## Task prompt:
Repeat every entry word for word, but leave the images out of your copy.
__________________________________________________
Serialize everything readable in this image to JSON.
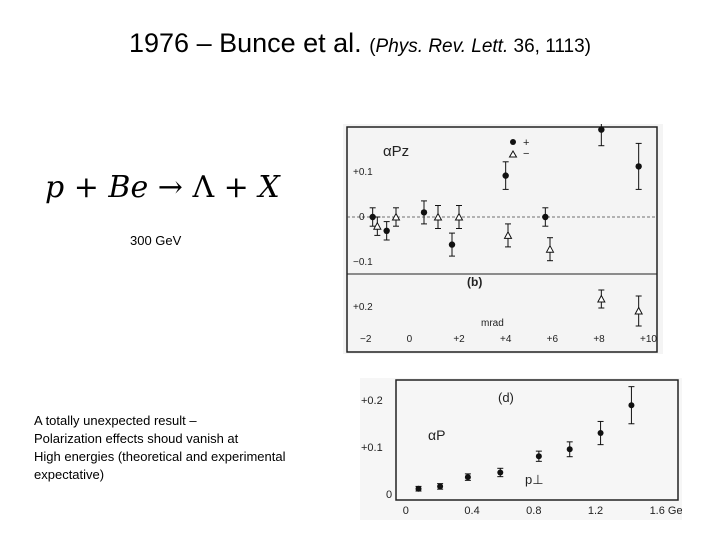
{
  "title": {
    "main": "1976 – Bunce et al.",
    "journal": "Phys. Rev. Lett.",
    "citation_rest": " 36, 1113)",
    "open_paren": "("
  },
  "reaction": {
    "lhs": "p + Be",
    "arrow": "→",
    "rhs_particle": "Λ",
    "rhs_rest": " + X"
  },
  "energy_label": "300 GeV",
  "comment_lines": [
    "A totally unexpected result –",
    "Polarization effects shoud vanish at",
    "High energies (theoretical and experimental",
    "expectative)"
  ],
  "chart_data": [
    {
      "type": "scatter",
      "panel_label": "(b)",
      "xlabel": "mrad",
      "xlim": [
        -2.3,
        10.3
      ],
      "x_ticks": [
        -2,
        0,
        2,
        4,
        6,
        8,
        10
      ],
      "x_tick_labels": [
        "−2",
        "0",
        "+2",
        "+4",
        "+6",
        "+8",
        "+10"
      ],
      "y_tick_labels": [
        "+0.1",
        "0",
        "−0.1",
        "+0.2"
      ],
      "ylabel": "αPz",
      "legend_symbols": [
        "+",
        "−"
      ],
      "series": [
        {
          "name": "+",
          "marker": "filled-circle",
          "points": [
            [
              -1.8,
              0.0,
              0.02
            ],
            [
              -1.2,
              -0.03,
              0.02
            ],
            [
              0.4,
              0.01,
              0.025
            ],
            [
              1.6,
              -0.06,
              0.025
            ],
            [
              3.9,
              0.09,
              0.03
            ],
            [
              5.6,
              0.0,
              0.02
            ],
            [
              8.0,
              0.19,
              0.035
            ],
            [
              9.6,
              0.11,
              0.05
            ]
          ]
        },
        {
          "name": "−",
          "marker": "open-triangle",
          "points": [
            [
              -1.6,
              -0.02,
              0.02
            ],
            [
              -0.8,
              0.0,
              0.02
            ],
            [
              1.0,
              0.0,
              0.025
            ],
            [
              1.9,
              0.0,
              0.025
            ],
            [
              4.0,
              -0.04,
              0.025
            ],
            [
              5.8,
              -0.07,
              0.025
            ],
            [
              8.0,
              -0.25,
              0.03
            ],
            [
              9.6,
              -0.28,
              0.05
            ]
          ]
        }
      ]
    },
    {
      "type": "scatter",
      "panel_label": "(d)",
      "ylabel": "αP",
      "xlabel": "p⊥",
      "xlim": [
        -0.05,
        1.7
      ],
      "ylim": [
        -0.02,
        0.23
      ],
      "x_tick_labels": [
        "0",
        "0.4",
        "0.8",
        "1.2",
        "1.6 GeV/c"
      ],
      "y_tick_labels": [
        "+0.2",
        "+0.1",
        "0"
      ],
      "x": [
        0.07,
        0.21,
        0.39,
        0.6,
        0.85,
        1.05,
        1.25,
        1.45
      ],
      "y": [
        0.0,
        0.005,
        0.025,
        0.035,
        0.07,
        0.085,
        0.12,
        0.18
      ],
      "err": [
        0.005,
        0.006,
        0.007,
        0.009,
        0.011,
        0.016,
        0.025,
        0.04
      ]
    }
  ]
}
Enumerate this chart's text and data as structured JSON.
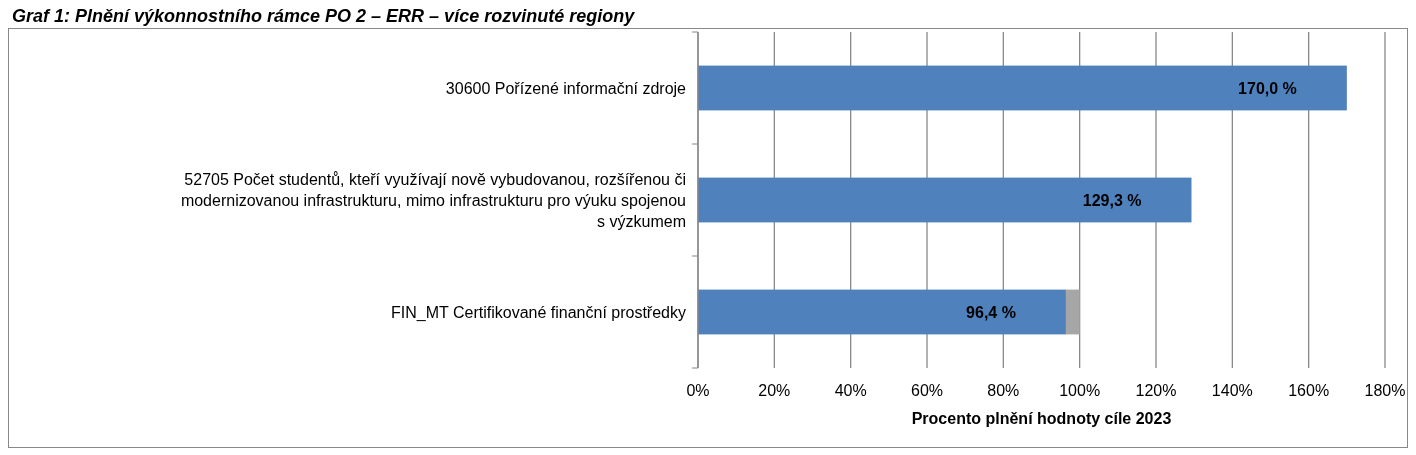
{
  "chart_data": {
    "type": "bar",
    "orientation": "horizontal",
    "stacked": true,
    "title": "Graf 1: Plnění výkonnostního rámce PO 2 – ERR – více rozvinuté regiony",
    "categories": [
      "30600 Pořízené informační zdroje",
      "52705 Počet studentů, kteří využívají nově vybudovanou, rozšířenou či modernizovanou infrastrukturu, mimo infrastrukturu pro výuku spojenou s výzkumem",
      "FIN_MT Certifikované finanční prostředky"
    ],
    "series": [
      {
        "color": "#4f81bd",
        "values": [
          170.0,
          129.3,
          96.4
        ],
        "value_labels": [
          "170,0 %",
          "129,3 %",
          "96,4 %"
        ]
      },
      {
        "color": "#a6a6a6",
        "values": [
          null,
          null,
          3.6
        ]
      }
    ],
    "xlim": [
      0,
      180
    ],
    "xticks": [
      {
        "value": 0,
        "label": "0%"
      },
      {
        "value": 20,
        "label": "20%"
      },
      {
        "value": 40,
        "label": "40%"
      },
      {
        "value": 60,
        "label": "60%"
      },
      {
        "value": 80,
        "label": "80%"
      },
      {
        "value": 100,
        "label": "100%"
      },
      {
        "value": 120,
        "label": "120%"
      },
      {
        "value": 140,
        "label": "140%"
      },
      {
        "value": 160,
        "label": "160%"
      },
      {
        "value": 180,
        "label": "180%"
      }
    ],
    "xlabel": "Procento plnění hodnoty cíle 2023",
    "grid": "x"
  }
}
__________________________________________________
## Correct result:
Serialize everything readable in this image to JSON.
{
  "title": {
    "main": "1976 – Bunce et al.",
    "journal": "Phys. Rev. Lett.",
    "citation_rest": " 36, 1113)",
    "open_paren": "("
  },
  "reaction": {
    "lhs": "p + Be",
    "arrow": "→",
    "rhs_particle": "Λ",
    "rhs_rest": " + X"
  },
  "energy_label": "300 GeV",
  "comment_lines": [
    "A totally unexpected result –",
    "Polarization effects shoud vanish at",
    "High energies (theoretical and experimental",
    "expectative)"
  ],
  "chart_data": [
    {
      "type": "scatter",
      "panel_label": "(b)",
      "xlabel": "mrad",
      "xlim": [
        -2.3,
        10.3
      ],
      "x_ticks": [
        -2,
        0,
        2,
        4,
        6,
        8,
        10
      ],
      "x_tick_labels": [
        "−2",
        "0",
        "+2",
        "+4",
        "+6",
        "+8",
        "+10"
      ],
      "y_tick_labels": [
        "+0.1",
        "0",
        "−0.1",
        "+0.2"
      ],
      "ylabel": "αPz",
      "legend_symbols": [
        "+",
        "−"
      ],
      "series": [
        {
          "name": "+",
          "marker": "filled-circle",
          "points": [
            [
              -1.8,
              0.0,
              0.02
            ],
            [
              -1.2,
              -0.03,
              0.02
            ],
            [
              0.4,
              0.01,
              0.025
            ],
            [
              1.6,
              -0.06,
              0.025
            ],
            [
              3.9,
              0.09,
              0.03
            ],
            [
              5.6,
              0.0,
              0.02
            ],
            [
              8.0,
              0.19,
              0.035
            ],
            [
              9.6,
              0.11,
              0.05
            ]
          ]
        },
        {
          "name": "−",
          "marker": "open-triangle",
          "points": [
            [
              -1.6,
              -0.02,
              0.02
            ],
            [
              -0.8,
              0.0,
              0.02
            ],
            [
              1.0,
              0.0,
              0.025
            ],
            [
              1.9,
              0.0,
              0.025
            ],
            [
              4.0,
              -0.04,
              0.025
            ],
            [
              5.8,
              -0.07,
              0.025
            ],
            [
              8.0,
              -0.25,
              0.03
            ],
            [
              9.6,
              -0.28,
              0.05
            ]
          ]
        }
      ]
    },
    {
      "type": "scatter",
      "panel_label": "(d)",
      "ylabel": "αP",
      "xlabel": "p⊥",
      "xlim": [
        -0.05,
        1.7
      ],
      "ylim": [
        -0.02,
        0.23
      ],
      "x_tick_labels": [
        "0",
        "0.4",
        "0.8",
        "1.2",
        "1.6 GeV/c"
      ],
      "y_tick_labels": [
        "+0.2",
        "+0.1",
        "0"
      ],
      "x": [
        0.07,
        0.21,
        0.39,
        0.6,
        0.85,
        1.05,
        1.25,
        1.45
      ],
      "y": [
        0.0,
        0.005,
        0.025,
        0.035,
        0.07,
        0.085,
        0.12,
        0.18
      ],
      "err": [
        0.005,
        0.006,
        0.007,
        0.009,
        0.011,
        0.016,
        0.025,
        0.04
      ]
    }
  ]
}
Enumerate this chart's text and data as structured JSON.
{
  "chart_data": {
    "type": "bar",
    "orientation": "horizontal",
    "stacked": true,
    "title": "Graf 1: Plnění výkonnostního rámce PO 2 – ERR – více rozvinuté regiony",
    "categories": [
      "30600 Pořízené informační zdroje",
      "52705 Počet studentů, kteří využívají nově vybudovanou, rozšířenou či modernizovanou infrastrukturu, mimo infrastrukturu pro výuku spojenou s výzkumem",
      "FIN_MT Certifikované finanční prostředky"
    ],
    "series": [
      {
        "color": "#4f81bd",
        "values": [
          170.0,
          129.3,
          96.4
        ],
        "value_labels": [
          "170,0 %",
          "129,3 %",
          "96,4 %"
        ]
      },
      {
        "color": "#a6a6a6",
        "values": [
          null,
          null,
          3.6
        ]
      }
    ],
    "xlim": [
      0,
      180
    ],
    "xticks": [
      {
        "value": 0,
        "label": "0%"
      },
      {
        "value": 20,
        "label": "20%"
      },
      {
        "value": 40,
        "label": "40%"
      },
      {
        "value": 60,
        "label": "60%"
      },
      {
        "value": 80,
        "label": "80%"
      },
      {
        "value": 100,
        "label": "100%"
      },
      {
        "value": 120,
        "label": "120%"
      },
      {
        "value": 140,
        "label": "140%"
      },
      {
        "value": 160,
        "label": "160%"
      },
      {
        "value": 180,
        "label": "180%"
      }
    ],
    "xlabel": "Procento plnění hodnoty cíle 2023",
    "grid": "x"
  }
}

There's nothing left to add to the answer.